— BEGIN SUPPLIED RECORDS —
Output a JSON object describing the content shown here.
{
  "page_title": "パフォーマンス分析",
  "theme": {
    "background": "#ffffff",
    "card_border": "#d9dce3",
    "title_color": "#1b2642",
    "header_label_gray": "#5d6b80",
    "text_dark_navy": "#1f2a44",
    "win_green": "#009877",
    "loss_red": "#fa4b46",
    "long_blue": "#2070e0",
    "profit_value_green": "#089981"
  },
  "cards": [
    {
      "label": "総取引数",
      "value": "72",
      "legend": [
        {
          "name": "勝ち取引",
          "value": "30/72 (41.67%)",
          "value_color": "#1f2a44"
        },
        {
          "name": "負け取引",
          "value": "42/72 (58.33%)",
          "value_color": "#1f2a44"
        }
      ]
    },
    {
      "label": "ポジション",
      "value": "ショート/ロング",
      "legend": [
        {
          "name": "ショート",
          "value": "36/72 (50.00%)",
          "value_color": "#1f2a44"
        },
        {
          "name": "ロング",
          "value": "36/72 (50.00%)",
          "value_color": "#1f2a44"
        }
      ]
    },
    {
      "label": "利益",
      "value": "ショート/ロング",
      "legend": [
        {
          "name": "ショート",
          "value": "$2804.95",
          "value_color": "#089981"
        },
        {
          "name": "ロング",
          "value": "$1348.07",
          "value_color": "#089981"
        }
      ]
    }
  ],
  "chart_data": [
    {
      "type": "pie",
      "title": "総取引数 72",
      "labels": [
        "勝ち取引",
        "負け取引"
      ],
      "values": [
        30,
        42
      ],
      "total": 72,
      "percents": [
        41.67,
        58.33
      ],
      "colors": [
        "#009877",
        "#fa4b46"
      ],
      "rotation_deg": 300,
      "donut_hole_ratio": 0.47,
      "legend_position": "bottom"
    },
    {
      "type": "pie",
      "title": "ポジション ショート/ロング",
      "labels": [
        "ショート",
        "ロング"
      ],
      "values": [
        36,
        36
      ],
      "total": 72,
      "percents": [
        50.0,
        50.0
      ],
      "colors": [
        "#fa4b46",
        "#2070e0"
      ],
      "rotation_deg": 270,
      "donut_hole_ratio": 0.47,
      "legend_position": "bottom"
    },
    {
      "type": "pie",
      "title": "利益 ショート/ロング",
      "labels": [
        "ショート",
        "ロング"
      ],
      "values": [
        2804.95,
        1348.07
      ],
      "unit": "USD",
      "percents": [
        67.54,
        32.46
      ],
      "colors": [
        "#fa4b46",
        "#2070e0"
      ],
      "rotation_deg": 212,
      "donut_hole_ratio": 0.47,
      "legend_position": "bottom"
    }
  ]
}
— END SUPPLIED RECORDS —
— BEGIN SUPPLIED RECORDS —
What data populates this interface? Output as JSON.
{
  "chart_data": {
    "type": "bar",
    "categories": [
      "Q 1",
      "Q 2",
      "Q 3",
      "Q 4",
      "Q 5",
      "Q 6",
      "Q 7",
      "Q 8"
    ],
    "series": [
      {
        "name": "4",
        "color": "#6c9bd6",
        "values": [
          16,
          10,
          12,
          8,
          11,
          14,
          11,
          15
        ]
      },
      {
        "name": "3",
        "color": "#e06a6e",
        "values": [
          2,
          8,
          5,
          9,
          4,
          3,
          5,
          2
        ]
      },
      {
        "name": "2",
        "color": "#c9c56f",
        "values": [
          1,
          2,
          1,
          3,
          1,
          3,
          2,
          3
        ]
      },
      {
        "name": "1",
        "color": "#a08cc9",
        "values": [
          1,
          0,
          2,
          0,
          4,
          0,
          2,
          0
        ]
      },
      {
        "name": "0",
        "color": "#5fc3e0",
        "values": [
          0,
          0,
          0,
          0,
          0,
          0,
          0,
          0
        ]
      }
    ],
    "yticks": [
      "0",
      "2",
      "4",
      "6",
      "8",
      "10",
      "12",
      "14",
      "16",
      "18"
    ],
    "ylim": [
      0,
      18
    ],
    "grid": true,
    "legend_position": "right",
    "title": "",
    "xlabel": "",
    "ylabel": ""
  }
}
— END SUPPLIED RECORDS —
● **AIM**: Only the number is wanted: count the lines of the records that hold the word "name".

● **WRITTEN RESPONSE**: 11